=== MATERIAL PROVIDED ===

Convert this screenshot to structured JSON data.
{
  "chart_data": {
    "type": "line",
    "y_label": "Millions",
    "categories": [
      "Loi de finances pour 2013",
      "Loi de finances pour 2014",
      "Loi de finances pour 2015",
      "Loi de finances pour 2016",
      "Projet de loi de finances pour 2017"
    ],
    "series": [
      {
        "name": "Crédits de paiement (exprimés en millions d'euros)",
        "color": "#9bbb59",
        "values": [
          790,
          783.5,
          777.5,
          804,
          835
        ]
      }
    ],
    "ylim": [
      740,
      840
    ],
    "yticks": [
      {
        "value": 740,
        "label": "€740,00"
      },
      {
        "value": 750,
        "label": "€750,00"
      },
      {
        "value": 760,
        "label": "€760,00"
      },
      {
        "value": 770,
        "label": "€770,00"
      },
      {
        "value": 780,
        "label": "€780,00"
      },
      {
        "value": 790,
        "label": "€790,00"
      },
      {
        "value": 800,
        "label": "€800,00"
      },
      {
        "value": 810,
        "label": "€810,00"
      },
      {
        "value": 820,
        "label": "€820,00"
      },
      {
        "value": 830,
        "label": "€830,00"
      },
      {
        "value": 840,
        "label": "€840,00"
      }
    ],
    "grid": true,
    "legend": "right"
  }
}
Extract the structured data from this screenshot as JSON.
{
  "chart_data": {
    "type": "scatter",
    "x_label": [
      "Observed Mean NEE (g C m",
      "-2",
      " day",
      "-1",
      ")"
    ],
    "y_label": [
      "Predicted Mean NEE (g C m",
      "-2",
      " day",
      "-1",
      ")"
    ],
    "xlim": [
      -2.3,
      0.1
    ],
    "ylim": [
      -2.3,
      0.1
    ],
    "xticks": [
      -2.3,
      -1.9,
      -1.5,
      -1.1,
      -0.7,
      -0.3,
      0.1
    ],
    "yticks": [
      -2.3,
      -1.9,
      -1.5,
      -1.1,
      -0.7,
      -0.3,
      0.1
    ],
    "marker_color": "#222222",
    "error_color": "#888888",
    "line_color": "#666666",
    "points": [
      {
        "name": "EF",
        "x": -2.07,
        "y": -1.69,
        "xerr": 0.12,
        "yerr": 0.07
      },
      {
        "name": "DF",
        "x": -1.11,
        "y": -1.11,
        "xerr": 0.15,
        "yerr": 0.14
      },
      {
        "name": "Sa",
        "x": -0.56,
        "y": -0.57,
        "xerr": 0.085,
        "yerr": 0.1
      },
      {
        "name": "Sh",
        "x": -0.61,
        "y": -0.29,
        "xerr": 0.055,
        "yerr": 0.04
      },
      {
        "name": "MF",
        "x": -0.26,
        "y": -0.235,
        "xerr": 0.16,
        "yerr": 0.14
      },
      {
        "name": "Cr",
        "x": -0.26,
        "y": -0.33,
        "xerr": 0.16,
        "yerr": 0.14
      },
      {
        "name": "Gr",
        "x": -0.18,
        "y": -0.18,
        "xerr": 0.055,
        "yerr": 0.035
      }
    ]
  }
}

===

▸ GOAL
Give the count of lines in the data shown above that contain "name", and nothing else.

▸ THE ANSWER
8